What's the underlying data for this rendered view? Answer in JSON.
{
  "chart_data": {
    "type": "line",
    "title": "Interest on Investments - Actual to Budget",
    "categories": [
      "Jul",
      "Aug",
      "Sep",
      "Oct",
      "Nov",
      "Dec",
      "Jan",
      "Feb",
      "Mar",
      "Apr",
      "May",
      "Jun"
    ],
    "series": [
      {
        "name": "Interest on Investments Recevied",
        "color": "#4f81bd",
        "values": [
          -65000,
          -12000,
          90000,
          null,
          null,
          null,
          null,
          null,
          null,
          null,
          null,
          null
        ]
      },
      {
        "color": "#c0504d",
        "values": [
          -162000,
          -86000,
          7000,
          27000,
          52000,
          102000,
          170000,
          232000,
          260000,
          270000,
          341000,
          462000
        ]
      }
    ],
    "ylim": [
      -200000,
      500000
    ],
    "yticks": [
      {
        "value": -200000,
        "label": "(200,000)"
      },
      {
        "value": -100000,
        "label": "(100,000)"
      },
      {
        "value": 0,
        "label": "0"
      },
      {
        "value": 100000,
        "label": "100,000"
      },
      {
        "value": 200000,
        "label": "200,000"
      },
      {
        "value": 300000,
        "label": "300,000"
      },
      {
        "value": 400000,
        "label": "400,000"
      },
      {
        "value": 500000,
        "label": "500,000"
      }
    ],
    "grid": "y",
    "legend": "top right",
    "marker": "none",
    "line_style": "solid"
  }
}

━━━━━━

- _Short task_
Output the listing above without altering a single character.

- _Output of the task_
What's the underlying data for this rendered view? Answer in JSON.
{
  "chart_data": {
    "type": "line",
    "title": "Interest on Investments - Actual to Budget",
    "categories": [
      "Jul",
      "Aug",
      "Sep",
      "Oct",
      "Nov",
      "Dec",
      "Jan",
      "Feb",
      "Mar",
      "Apr",
      "May",
      "Jun"
    ],
    "series": [
      {
        "name": "Interest on Investments Recevied",
        "color": "#4f81bd",
        "values": [
          -65000,
          -12000,
          90000,
          null,
          null,
          null,
          null,
          null,
          null,
          null,
          null,
          null
        ]
      },
      {
        "color": "#c0504d",
        "values": [
          -162000,
          -86000,
          7000,
          27000,
          52000,
          102000,
          170000,
          232000,
          260000,
          270000,
          341000,
          462000
        ]
      }
    ],
    "ylim": [
      -200000,
      500000
    ],
    "yticks": [
      {
        "value": -200000,
        "label": "(200,000)"
      },
      {
        "value": -100000,
        "label": "(100,000)"
      },
      {
        "value": 0,
        "label": "0"
      },
      {
        "value": 100000,
        "label": "100,000"
      },
      {
        "value": 200000,
        "label": "200,000"
      },
      {
        "value": 300000,
        "label": "300,000"
      },
      {
        "value": 400000,
        "label": "400,000"
      },
      {
        "value": 500000,
        "label": "500,000"
      }
    ],
    "grid": "y",
    "legend": "top right",
    "marker": "none",
    "line_style": "solid"
  }
}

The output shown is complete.